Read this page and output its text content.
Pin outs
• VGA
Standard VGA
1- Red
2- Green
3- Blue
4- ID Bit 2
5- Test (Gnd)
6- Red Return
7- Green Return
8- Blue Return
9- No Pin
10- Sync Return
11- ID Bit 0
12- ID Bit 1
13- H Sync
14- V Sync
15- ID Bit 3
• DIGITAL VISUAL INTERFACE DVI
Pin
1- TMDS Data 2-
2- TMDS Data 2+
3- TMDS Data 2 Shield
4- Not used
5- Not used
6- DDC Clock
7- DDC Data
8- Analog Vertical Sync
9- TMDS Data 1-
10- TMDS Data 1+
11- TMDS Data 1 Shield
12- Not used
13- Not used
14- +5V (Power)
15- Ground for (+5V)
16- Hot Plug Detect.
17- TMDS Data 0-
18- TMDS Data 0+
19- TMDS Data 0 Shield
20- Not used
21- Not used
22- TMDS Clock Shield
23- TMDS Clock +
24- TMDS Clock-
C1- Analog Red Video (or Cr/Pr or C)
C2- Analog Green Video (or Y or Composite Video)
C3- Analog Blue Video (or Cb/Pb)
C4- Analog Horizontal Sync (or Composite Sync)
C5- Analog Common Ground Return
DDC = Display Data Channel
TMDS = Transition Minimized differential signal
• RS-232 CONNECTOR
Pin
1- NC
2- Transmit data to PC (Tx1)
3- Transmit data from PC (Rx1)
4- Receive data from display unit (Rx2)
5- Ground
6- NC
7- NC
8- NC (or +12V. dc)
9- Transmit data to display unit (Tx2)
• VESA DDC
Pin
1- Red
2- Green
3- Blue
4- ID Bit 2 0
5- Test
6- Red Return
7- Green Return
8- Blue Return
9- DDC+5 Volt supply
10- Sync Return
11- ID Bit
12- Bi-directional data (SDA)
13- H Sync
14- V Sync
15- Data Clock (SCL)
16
=====
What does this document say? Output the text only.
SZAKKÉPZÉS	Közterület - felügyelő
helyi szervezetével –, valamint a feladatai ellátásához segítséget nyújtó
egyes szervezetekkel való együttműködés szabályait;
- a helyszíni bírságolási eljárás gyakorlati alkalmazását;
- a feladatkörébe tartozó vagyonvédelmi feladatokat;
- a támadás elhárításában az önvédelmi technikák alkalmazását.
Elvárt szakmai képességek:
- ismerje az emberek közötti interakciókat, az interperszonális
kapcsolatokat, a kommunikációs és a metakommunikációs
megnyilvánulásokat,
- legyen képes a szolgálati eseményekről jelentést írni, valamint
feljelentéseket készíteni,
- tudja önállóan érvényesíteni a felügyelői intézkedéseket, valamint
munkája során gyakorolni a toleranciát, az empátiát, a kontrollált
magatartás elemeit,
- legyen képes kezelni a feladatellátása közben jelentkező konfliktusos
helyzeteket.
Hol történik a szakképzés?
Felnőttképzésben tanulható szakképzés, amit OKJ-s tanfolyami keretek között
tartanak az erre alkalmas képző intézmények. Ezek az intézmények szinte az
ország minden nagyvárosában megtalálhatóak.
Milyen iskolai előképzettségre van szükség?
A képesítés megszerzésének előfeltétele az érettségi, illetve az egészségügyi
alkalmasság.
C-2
=====
What you need to do: Look through the entries above and list every line containing "text".

Answer below:
Read this page and output its text content.
What does this document say? Output the text only.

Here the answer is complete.